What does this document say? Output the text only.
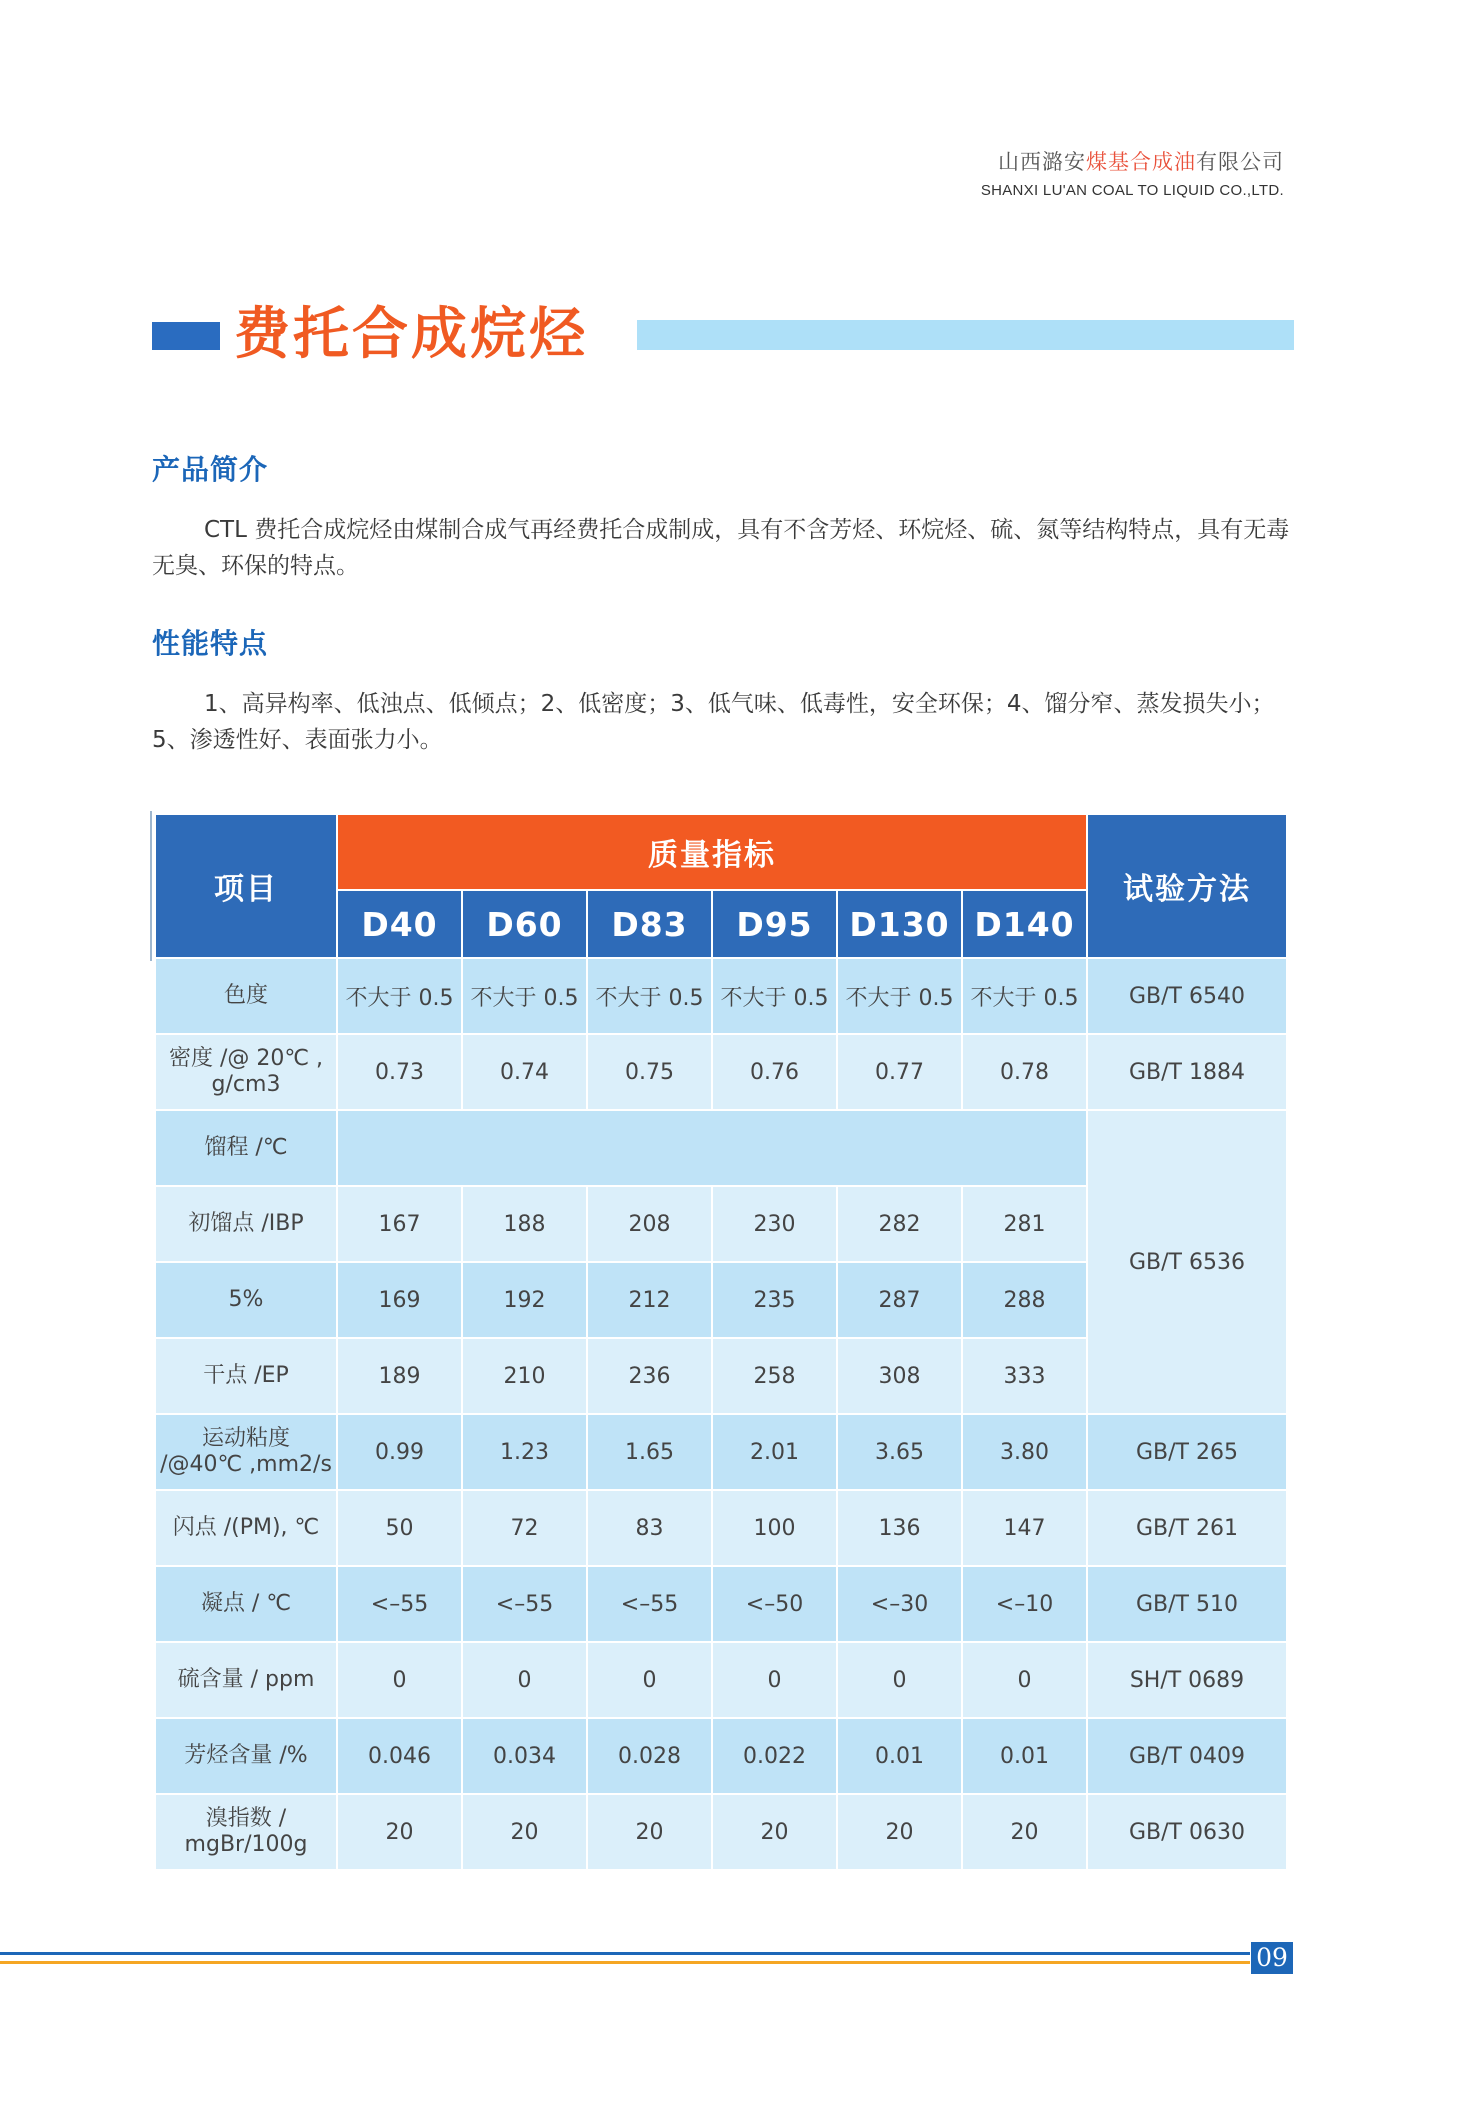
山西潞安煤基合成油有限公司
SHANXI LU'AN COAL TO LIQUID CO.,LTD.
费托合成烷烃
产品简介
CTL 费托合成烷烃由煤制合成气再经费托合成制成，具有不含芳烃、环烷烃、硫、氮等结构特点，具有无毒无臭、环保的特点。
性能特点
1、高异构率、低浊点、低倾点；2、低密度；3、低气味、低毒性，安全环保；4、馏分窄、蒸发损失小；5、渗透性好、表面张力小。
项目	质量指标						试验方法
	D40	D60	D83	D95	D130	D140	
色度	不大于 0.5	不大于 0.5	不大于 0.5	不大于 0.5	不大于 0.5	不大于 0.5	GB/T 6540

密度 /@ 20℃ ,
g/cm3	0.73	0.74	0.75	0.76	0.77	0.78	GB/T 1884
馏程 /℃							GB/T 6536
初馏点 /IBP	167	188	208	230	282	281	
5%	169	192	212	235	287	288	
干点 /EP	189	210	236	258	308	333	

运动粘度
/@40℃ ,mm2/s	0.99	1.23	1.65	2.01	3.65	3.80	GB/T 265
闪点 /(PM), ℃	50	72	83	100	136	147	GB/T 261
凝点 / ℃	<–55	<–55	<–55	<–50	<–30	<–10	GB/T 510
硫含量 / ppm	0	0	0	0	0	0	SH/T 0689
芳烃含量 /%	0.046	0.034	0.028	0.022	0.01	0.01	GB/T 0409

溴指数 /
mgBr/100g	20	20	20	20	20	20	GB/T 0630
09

» **WHAT IS NEEDED**:
Write out all the entries word for word, but skip any images.

» **PROBLEM SOLUTION**:
What does this document say? Output the text only.
山西潞安煤基合成油有限公司
SHANXI LU'AN COAL TO LIQUID CO.,LTD.
费托合成烷烃
产品简介
CTL 费托合成烷烃由煤制合成气再经费托合成制成，具有不含芳烃、环烷烃、硫、氮等结构特点，具有无毒无臭、环保的特点。
性能特点
1、高异构率、低浊点、低倾点；2、低密度；3、低气味、低毒性，安全环保；4、馏分窄、蒸发损失小；5、渗透性好、表面张力小。
项目	质量指标						试验方法
	D40	D60	D83	D95	D130	D140	
色度	不大于 0.5	不大于 0.5	不大于 0.5	不大于 0.5	不大于 0.5	不大于 0.5	GB/T 6540

密度 /@ 20℃ ,
g/cm3	0.73	0.74	0.75	0.76	0.77	0.78	GB/T 1884
馏程 /℃							GB/T 6536
初馏点 /IBP	167	188	208	230	282	281	
5%	169	192	212	235	287	288	
干点 /EP	189	210	236	258	308	333	

运动粘度
/@40℃ ,mm2/s	0.99	1.23	1.65	2.01	3.65	3.80	GB/T 265
闪点 /(PM), ℃	50	72	83	100	136	147	GB/T 261
凝点 / ℃	<–55	<–55	<–55	<–50	<–30	<–10	GB/T 510
硫含量 / ppm	0	0	0	0	0	0	SH/T 0689
芳烃含量 /%	0.046	0.034	0.028	0.022	0.01	0.01	GB/T 0409

溴指数 /
mgBr/100g	20	20	20	20	20	20	GB/T 0630
09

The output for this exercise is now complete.